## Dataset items

>>>

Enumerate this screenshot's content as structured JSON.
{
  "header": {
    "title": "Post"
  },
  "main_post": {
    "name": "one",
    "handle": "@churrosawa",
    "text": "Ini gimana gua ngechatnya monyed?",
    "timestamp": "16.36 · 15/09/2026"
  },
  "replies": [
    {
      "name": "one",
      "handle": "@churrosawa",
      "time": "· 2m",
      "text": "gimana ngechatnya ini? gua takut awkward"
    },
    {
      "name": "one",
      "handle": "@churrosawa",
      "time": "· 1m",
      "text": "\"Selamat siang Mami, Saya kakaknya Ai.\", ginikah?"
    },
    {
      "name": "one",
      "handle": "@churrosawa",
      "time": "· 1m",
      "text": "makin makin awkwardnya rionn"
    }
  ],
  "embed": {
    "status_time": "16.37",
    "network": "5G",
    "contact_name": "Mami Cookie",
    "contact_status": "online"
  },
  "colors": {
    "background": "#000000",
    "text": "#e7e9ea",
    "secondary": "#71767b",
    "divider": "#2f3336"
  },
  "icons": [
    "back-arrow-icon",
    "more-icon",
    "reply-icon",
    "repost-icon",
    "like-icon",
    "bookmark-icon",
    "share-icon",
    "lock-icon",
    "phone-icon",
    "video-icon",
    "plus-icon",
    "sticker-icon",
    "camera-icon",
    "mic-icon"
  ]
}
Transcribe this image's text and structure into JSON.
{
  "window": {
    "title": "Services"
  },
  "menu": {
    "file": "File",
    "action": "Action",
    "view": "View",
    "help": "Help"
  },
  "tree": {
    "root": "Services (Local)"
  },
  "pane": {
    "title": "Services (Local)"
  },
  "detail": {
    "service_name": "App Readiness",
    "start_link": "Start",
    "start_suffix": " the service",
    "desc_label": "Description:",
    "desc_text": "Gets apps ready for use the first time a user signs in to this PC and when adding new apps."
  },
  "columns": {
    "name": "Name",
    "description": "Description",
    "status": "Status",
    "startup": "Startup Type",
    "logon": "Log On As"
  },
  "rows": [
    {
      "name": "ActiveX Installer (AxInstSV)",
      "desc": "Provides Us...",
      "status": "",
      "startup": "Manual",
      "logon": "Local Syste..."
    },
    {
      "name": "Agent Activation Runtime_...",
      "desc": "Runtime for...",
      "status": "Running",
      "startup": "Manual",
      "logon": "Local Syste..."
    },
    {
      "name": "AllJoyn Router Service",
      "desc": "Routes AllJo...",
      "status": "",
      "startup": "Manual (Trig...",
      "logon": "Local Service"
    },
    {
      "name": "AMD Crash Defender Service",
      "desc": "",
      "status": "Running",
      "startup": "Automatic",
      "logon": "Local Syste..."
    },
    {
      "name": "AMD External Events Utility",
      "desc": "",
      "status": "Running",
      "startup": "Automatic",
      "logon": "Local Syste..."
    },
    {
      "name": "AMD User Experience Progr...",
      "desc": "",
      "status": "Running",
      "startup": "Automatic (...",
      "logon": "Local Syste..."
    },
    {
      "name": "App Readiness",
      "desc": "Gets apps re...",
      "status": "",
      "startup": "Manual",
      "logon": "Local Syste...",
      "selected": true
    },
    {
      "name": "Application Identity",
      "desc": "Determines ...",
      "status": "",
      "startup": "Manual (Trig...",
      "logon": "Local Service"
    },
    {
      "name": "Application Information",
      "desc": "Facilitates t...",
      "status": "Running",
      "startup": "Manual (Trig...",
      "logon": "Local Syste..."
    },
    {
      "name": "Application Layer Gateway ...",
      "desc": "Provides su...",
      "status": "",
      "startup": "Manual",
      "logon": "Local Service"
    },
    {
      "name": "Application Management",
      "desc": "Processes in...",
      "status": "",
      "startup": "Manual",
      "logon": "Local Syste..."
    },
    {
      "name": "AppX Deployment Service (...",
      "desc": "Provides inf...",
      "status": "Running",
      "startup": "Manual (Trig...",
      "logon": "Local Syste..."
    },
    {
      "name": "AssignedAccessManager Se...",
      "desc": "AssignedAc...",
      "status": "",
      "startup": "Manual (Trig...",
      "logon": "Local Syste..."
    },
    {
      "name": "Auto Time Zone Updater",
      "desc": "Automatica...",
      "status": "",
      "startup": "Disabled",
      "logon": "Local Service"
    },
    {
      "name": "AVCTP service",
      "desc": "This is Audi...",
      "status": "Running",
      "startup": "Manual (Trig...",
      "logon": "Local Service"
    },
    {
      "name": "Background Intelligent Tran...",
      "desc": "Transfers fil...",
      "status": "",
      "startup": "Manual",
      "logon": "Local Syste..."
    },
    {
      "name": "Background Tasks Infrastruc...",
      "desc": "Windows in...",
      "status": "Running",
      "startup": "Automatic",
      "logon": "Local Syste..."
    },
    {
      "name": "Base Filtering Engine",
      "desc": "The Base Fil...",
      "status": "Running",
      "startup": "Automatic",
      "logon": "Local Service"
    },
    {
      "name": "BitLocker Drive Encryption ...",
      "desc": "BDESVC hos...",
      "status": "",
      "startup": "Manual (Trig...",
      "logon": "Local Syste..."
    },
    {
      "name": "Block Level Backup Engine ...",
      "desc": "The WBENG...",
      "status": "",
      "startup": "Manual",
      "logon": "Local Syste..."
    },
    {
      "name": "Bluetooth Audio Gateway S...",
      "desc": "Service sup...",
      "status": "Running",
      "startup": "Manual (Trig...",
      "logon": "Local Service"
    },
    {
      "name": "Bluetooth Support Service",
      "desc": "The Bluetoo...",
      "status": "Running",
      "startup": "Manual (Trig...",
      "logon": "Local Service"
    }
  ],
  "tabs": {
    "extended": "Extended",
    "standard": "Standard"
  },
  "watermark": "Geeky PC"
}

<<<

Print back all the lines verbatim.

## Written reply
Enumerate this screenshot's content as structured JSON.
{
  "header": {
    "title": "Post"
  },
  "main_post": {
    "name": "one",
    "handle": "@churrosawa",
    "text": "Ini gimana gua ngechatnya monyed?",
    "timestamp": "16.36 · 15/09/2026"
  },
  "replies": [
    {
      "name": "one",
      "handle": "@churrosawa",
      "time": "· 2m",
      "text": "gimana ngechatnya ini? gua takut awkward"
    },
    {
      "name": "one",
      "handle": "@churrosawa",
      "time": "· 1m",
      "text": "\"Selamat siang Mami, Saya kakaknya Ai.\", ginikah?"
    },
    {
      "name": "one",
      "handle": "@churrosawa",
      "time": "· 1m",
      "text": "makin makin awkwardnya rionn"
    }
  ],
  "embed": {
    "status_time": "16.37",
    "network": "5G",
    "contact_name": "Mami Cookie",
    "contact_status": "online"
  },
  "colors": {
    "background": "#000000",
    "text": "#e7e9ea",
    "secondary": "#71767b",
    "divider": "#2f3336"
  },
  "icons": [
    "back-arrow-icon",
    "more-icon",
    "reply-icon",
    "repost-icon",
    "like-icon",
    "bookmark-icon",
    "share-icon",
    "lock-icon",
    "phone-icon",
    "video-icon",
    "plus-icon",
    "sticker-icon",
    "camera-icon",
    "mic-icon"
  ]
}
Transcribe this image's text and structure into JSON.
{
  "window": {
    "title": "Services"
  },
  "menu": {
    "file": "File",
    "action": "Action",
    "view": "View",
    "help": "Help"
  },
  "tree": {
    "root": "Services (Local)"
  },
  "pane": {
    "title": "Services (Local)"
  },
  "detail": {
    "service_name": "App Readiness",
    "start_link": "Start",
    "start_suffix": " the service",
    "desc_label": "Description:",
    "desc_text": "Gets apps ready for use the first time a user signs in to this PC and when adding new apps."
  },
  "columns": {
    "name": "Name",
    "description": "Description",
    "status": "Status",
    "startup": "Startup Type",
    "logon": "Log On As"
  },
  "rows": [
    {
      "name": "ActiveX Installer (AxInstSV)",
      "desc": "Provides Us...",
      "status": "",
      "startup": "Manual",
      "logon": "Local Syste..."
    },
    {
      "name": "Agent Activation Runtime_...",
      "desc": "Runtime for...",
      "status": "Running",
      "startup": "Manual",
      "logon": "Local Syste..."
    },
    {
      "name": "AllJoyn Router Service",
      "desc": "Routes AllJo...",
      "status": "",
      "startup": "Manual (Trig...",
      "logon": "Local Service"
    },
    {
      "name": "AMD Crash Defender Service",
      "desc": "",
      "status": "Running",
      "startup": "Automatic",
      "logon": "Local Syste..."
    },
    {
      "name": "AMD External Events Utility",
      "desc": "",
      "status": "Running",
      "startup": "Automatic",
      "logon": "Local Syste..."
    },
    {
      "name": "AMD User Experience Progr...",
      "desc": "",
      "status": "Running",
      "startup": "Automatic (...",
      "logon": "Local Syste..."
    },
    {
      "name": "App Readiness",
      "desc": "Gets apps re...",
      "status": "",
      "startup": "Manual",
      "logon": "Local Syste...",
      "selected": true
    },
    {
      "name": "Application Identity",
      "desc": "Determines ...",
      "status": "",
      "startup": "Manual (Trig...",
      "logon": "Local Service"
    },
    {
      "name": "Application Information",
      "desc": "Facilitates t...",
      "status": "Running",
      "startup": "Manual (Trig...",
      "logon": "Local Syste..."
    },
    {
      "name": "Application Layer Gateway ...",
      "desc": "Provides su...",
      "status": "",
      "startup": "Manual",
      "logon": "Local Service"
    },
    {
      "name": "Application Management",
      "desc": "Processes in...",
      "status": "",
      "startup": "Manual",
      "logon": "Local Syste..."
    },
    {
      "name": "AppX Deployment Service (...",
      "desc": "Provides inf...",
      "status": "Running",
      "startup": "Manual (Trig...",
      "logon": "Local Syste..."
    },
    {
      "name": "AssignedAccessManager Se...",
      "desc": "AssignedAc...",
      "status": "",
      "startup": "Manual (Trig...",
      "logon": "Local Syste..."
    },
    {
      "name": "Auto Time Zone Updater",
      "desc": "Automatica...",
      "status": "",
      "startup": "Disabled",
      "logon": "Local Service"
    },
    {
      "name": "AVCTP service",
      "desc": "This is Audi...",
      "status": "Running",
      "startup": "Manual (Trig...",
      "logon": "Local Service"
    },
    {
      "name": "Background Intelligent Tran...",
      "desc": "Transfers fil...",
      "status": "",
      "startup": "Manual",
      "logon": "Local Syste..."
    },
    {
      "name": "Background Tasks Infrastruc...",
      "desc": "Windows in...",
      "status": "Running",
      "startup": "Automatic",
      "logon": "Local Syste..."
    },
    {
      "name": "Base Filtering Engine",
      "desc": "The Base Fil...",
      "status": "Running",
      "startup": "Automatic",
      "logon": "Local Service"
    },
    {
      "name": "BitLocker Drive Encryption ...",
      "desc": "BDESVC hos...",
      "status": "",
      "startup": "Manual (Trig...",
      "logon": "Local Syste..."
    },
    {
      "name": "Block Level Backup Engine ...",
      "desc": "The WBENG...",
      "status": "",
      "startup": "Manual",
      "logon": "Local Syste..."
    },
    {
      "name": "Bluetooth Audio Gateway S...",
      "desc": "Service sup...",
      "status": "Running",
      "startup": "Manual (Trig...",
      "logon": "Local Service"
    },
    {
      "name": "Bluetooth Support Service",
      "desc": "The Bluetoo...",
      "status": "Running",
      "startup": "Manual (Trig...",
      "logon": "Local Service"
    }
  ],
  "tabs": {
    "extended": "Extended",
    "standard": "Standard"
  },
  "watermark": "Geeky PC"
}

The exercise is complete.